*Exercise requirements:*
Pick out each line with the word "name" from the material that follows.

>> BEGIN Dataset content

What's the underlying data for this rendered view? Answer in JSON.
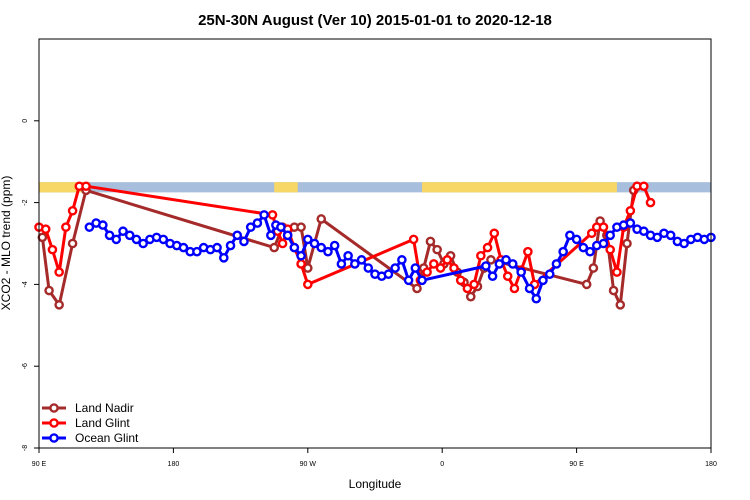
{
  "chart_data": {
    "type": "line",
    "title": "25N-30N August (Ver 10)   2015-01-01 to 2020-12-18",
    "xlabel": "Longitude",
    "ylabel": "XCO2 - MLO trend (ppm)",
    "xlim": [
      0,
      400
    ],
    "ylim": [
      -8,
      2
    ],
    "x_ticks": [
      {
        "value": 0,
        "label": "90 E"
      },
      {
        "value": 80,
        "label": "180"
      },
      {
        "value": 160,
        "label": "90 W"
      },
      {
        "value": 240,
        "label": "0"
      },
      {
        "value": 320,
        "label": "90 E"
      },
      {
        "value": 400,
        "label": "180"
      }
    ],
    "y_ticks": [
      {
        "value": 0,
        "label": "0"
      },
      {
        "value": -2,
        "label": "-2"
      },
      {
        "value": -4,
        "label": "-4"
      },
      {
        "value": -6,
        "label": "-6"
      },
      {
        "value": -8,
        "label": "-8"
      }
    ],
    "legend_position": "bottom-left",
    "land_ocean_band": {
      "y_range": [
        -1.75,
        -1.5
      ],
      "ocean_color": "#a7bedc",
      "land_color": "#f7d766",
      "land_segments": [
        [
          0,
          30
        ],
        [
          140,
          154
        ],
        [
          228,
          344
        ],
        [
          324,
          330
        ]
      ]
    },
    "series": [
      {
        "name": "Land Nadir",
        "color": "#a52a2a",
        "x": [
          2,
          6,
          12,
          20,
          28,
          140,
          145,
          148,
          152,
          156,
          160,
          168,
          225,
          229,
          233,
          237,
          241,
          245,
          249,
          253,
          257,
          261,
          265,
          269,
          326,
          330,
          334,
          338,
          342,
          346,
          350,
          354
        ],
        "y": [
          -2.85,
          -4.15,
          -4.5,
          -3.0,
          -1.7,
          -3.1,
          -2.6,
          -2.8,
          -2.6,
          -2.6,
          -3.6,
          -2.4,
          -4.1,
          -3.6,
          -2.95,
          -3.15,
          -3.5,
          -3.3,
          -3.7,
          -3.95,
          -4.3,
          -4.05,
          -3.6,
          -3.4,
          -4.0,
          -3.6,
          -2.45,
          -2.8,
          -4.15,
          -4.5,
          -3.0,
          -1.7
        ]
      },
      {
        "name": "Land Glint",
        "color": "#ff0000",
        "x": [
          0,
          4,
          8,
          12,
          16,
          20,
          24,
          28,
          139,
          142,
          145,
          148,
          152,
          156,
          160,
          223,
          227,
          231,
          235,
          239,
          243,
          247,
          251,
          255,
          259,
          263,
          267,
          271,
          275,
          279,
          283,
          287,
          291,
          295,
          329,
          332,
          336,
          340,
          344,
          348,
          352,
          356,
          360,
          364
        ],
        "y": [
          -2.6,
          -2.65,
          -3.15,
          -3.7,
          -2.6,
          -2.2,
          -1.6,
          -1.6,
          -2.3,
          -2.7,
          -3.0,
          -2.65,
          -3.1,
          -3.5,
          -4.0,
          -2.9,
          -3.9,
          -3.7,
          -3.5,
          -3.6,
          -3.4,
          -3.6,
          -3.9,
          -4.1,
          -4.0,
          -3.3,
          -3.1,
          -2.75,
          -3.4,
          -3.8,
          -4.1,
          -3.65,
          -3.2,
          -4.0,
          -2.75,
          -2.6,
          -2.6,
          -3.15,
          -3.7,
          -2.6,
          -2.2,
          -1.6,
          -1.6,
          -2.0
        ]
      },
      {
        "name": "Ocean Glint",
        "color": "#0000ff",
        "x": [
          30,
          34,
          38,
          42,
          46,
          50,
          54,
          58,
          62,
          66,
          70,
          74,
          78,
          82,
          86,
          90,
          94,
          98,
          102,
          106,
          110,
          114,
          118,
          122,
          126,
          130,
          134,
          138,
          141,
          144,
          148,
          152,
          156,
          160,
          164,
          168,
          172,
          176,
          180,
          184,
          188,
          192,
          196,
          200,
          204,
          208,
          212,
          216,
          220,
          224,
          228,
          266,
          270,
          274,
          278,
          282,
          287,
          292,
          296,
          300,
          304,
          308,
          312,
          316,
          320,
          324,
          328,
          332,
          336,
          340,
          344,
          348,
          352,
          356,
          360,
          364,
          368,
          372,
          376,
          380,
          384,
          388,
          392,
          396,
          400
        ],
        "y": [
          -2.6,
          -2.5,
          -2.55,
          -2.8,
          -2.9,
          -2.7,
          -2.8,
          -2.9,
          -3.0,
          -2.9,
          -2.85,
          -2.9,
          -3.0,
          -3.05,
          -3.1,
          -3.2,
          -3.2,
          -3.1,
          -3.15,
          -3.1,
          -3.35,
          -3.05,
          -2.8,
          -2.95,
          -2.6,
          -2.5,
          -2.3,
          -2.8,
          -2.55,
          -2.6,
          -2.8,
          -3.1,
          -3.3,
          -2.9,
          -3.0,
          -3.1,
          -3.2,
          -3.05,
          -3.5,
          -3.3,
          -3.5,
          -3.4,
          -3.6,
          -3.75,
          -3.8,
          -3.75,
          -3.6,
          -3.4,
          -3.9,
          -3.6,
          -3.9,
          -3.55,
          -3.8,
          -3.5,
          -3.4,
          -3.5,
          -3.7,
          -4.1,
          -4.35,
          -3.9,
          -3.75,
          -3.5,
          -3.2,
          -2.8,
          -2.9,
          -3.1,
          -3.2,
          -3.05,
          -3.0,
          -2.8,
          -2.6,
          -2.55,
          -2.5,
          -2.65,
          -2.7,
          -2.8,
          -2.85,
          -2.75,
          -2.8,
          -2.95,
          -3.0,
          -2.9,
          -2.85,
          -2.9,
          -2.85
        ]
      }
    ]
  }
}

>> END Dataset content
>> BEGIN Dataset content

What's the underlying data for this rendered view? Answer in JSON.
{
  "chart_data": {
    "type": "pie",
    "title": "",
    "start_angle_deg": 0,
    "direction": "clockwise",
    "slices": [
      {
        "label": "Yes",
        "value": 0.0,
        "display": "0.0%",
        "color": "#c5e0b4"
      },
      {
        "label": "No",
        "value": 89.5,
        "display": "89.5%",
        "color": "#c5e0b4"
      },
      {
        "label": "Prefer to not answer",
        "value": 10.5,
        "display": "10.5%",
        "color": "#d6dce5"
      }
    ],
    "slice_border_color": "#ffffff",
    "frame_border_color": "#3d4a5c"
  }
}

>> END Dataset content

*Task output:*
        "name": "Land Nadir",
        "name": "Land Glint",
        "name": "Ocean Glint",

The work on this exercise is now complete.